(A run of records)
================

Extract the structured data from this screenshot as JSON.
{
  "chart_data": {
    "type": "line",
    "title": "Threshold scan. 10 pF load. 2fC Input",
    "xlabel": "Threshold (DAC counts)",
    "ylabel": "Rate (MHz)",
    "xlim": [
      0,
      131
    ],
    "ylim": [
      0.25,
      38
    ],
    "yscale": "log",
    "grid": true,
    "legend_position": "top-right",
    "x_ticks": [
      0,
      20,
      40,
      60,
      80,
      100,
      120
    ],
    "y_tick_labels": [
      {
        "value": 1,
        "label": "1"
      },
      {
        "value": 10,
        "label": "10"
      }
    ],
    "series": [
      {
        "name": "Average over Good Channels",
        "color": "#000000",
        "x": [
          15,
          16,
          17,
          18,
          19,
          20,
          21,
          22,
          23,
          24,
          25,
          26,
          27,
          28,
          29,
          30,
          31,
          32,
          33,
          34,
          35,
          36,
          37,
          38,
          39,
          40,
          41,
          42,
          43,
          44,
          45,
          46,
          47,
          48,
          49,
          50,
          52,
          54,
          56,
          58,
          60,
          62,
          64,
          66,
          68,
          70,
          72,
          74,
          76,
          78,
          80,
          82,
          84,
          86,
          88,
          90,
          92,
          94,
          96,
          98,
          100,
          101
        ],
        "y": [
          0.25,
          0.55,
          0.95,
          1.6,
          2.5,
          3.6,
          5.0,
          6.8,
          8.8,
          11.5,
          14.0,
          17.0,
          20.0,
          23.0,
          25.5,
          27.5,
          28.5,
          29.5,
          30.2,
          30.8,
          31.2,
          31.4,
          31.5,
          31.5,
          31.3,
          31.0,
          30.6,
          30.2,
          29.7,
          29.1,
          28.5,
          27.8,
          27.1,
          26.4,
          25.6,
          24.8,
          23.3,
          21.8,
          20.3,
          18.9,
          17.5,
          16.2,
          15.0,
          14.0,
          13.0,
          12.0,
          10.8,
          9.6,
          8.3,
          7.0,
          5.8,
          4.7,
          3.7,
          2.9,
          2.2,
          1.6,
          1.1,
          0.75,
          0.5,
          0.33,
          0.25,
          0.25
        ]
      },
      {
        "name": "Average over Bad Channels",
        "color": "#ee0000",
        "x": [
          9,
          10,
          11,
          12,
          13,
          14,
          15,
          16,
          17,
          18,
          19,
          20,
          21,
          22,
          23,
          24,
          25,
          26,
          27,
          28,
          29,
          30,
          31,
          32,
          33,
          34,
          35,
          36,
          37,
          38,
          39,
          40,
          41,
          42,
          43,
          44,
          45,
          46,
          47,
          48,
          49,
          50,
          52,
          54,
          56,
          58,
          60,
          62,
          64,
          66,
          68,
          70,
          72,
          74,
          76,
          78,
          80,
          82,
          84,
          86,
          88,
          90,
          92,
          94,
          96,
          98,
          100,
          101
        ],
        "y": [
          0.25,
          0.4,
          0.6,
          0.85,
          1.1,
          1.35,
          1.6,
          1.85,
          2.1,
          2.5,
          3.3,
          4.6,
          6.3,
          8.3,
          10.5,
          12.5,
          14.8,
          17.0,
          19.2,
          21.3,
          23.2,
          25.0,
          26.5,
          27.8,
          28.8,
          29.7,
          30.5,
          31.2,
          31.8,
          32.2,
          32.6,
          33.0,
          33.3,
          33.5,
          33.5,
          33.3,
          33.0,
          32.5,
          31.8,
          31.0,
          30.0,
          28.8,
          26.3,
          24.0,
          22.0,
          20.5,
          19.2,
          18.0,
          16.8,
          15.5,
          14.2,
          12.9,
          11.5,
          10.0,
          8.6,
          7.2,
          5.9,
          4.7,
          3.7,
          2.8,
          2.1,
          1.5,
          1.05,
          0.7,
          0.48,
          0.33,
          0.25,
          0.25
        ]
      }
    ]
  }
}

================

Out of the material above, gather each line where "Threshold" appears.

**RESULT:**
    "title": "Threshold scan. 10 pF load. 2fC Input",
    "xlabel": "Threshold (DAC counts)",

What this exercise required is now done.